> [Request]:
Lines before the one containing "Enumerate this screenshot's" are excluded. Repeat that line and every line after it, exactly.
################
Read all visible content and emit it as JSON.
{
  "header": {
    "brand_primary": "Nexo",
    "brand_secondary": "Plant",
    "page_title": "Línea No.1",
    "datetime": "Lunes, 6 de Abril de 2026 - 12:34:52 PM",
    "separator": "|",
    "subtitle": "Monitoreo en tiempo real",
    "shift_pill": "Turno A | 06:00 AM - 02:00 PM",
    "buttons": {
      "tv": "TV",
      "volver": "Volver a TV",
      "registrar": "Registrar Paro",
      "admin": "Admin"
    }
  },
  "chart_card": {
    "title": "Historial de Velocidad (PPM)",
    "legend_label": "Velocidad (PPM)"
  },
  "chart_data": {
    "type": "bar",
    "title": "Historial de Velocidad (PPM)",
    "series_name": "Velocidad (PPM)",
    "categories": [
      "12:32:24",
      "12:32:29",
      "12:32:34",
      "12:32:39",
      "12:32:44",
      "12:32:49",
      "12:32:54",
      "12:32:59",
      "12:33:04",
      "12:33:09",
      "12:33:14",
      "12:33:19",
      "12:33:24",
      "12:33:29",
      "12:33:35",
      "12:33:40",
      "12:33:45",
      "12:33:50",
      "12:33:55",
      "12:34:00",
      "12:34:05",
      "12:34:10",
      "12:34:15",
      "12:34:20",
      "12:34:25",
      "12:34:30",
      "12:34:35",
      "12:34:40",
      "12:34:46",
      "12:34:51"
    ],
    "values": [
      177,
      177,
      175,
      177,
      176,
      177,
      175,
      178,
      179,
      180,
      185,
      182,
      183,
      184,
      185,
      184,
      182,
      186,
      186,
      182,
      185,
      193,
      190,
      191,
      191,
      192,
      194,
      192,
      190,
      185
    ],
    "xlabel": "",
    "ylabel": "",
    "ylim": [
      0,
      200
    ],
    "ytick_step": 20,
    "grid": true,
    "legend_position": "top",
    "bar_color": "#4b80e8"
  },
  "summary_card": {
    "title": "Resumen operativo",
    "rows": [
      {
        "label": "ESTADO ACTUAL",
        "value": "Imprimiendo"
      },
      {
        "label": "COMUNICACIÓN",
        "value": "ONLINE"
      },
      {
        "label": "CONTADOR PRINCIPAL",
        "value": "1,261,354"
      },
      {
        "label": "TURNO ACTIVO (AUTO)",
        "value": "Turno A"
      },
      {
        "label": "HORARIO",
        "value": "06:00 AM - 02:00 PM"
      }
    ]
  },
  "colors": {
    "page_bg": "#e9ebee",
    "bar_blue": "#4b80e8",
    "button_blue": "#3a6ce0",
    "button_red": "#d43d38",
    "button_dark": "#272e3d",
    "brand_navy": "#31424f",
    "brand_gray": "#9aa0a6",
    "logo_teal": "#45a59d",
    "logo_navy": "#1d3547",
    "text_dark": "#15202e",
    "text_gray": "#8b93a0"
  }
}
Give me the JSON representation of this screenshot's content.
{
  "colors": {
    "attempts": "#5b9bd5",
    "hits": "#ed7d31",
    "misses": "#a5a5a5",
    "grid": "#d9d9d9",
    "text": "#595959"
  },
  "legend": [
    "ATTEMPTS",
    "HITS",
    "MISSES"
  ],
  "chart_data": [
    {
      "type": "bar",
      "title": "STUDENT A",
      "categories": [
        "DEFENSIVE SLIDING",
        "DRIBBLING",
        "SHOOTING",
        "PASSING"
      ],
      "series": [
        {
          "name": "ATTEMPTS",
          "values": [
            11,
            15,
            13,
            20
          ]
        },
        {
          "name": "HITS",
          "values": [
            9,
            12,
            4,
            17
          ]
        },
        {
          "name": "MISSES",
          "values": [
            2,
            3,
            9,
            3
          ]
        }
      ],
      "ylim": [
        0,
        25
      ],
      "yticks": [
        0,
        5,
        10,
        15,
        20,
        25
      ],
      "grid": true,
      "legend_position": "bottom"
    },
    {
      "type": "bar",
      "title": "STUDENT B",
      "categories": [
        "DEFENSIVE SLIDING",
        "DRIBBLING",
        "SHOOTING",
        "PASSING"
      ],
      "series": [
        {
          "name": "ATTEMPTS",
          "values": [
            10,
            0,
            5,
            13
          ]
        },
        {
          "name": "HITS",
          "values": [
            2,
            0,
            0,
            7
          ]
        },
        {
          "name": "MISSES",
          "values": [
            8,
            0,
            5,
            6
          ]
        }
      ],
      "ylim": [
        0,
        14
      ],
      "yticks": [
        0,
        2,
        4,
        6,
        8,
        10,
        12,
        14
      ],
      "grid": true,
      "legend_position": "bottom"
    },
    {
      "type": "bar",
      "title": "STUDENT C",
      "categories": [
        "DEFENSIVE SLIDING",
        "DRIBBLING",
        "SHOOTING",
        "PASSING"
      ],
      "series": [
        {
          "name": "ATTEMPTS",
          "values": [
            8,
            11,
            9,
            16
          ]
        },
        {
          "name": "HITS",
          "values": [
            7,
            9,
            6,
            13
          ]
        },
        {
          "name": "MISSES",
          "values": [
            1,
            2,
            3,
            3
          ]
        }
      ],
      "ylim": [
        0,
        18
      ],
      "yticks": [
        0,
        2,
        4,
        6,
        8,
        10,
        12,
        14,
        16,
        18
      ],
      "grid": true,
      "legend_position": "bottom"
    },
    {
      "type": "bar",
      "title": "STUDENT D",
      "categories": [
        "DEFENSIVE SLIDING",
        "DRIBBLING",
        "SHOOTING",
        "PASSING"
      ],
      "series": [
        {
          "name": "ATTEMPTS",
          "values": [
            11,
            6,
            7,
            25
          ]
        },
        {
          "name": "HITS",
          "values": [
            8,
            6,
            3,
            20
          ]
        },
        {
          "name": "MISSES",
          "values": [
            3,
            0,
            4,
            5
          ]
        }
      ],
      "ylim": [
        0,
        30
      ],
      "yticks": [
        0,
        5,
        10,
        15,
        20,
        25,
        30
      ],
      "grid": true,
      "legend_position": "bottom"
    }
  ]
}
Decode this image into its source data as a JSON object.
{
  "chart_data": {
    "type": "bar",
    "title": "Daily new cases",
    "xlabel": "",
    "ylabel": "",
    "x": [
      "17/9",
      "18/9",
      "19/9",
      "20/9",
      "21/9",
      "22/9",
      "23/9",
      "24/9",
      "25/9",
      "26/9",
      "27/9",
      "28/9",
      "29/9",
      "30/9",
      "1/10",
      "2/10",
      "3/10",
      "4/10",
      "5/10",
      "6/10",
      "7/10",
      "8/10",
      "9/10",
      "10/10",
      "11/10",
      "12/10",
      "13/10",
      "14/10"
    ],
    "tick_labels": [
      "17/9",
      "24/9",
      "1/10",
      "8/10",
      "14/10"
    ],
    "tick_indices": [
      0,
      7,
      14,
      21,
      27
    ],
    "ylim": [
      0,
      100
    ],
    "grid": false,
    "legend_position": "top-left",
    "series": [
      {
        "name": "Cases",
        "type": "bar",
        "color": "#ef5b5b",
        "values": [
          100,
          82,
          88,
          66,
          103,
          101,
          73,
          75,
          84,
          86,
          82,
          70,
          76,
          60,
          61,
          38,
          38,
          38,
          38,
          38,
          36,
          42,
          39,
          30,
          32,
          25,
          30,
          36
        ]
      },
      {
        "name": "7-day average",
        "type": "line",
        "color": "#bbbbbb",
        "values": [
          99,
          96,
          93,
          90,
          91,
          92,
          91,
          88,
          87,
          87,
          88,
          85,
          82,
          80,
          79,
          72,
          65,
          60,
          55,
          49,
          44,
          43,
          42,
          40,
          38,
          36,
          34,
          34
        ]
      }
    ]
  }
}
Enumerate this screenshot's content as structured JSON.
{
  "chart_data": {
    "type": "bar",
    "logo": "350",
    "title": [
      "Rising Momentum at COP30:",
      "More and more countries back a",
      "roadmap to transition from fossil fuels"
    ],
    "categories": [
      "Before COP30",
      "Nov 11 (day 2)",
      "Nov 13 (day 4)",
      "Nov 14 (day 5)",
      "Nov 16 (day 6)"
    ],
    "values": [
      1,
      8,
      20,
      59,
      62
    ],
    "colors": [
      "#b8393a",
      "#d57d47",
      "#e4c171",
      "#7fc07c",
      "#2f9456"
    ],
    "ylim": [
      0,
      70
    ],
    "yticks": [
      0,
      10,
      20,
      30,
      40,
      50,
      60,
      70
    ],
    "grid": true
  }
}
################
> [Task answer]:
Enumerate this screenshot's content as structured JSON.
{
  "chart_data": {
    "type": "bar",
    "logo": "350",
    "title": [
      "Rising Momentum at COP30:",
      "More and more countries back a",
      "roadmap to transition from fossil fuels"
    ],
    "categories": [
      "Before COP30",
      "Nov 11 (day 2)",
      "Nov 13 (day 4)",
      "Nov 14 (day 5)",
      "Nov 16 (day 6)"
    ],
    "values": [
      1,
      8,
      20,
      59,
      62
    ],
    "colors": [
      "#b8393a",
      "#d57d47",
      "#e4c171",
      "#7fc07c",
      "#2f9456"
    ],
    "ylim": [
      0,
      70
    ],
    "yticks": [
      0,
      10,
      20,
      30,
      40,
      50,
      60,
      70
    ],
    "grid": true
  }
}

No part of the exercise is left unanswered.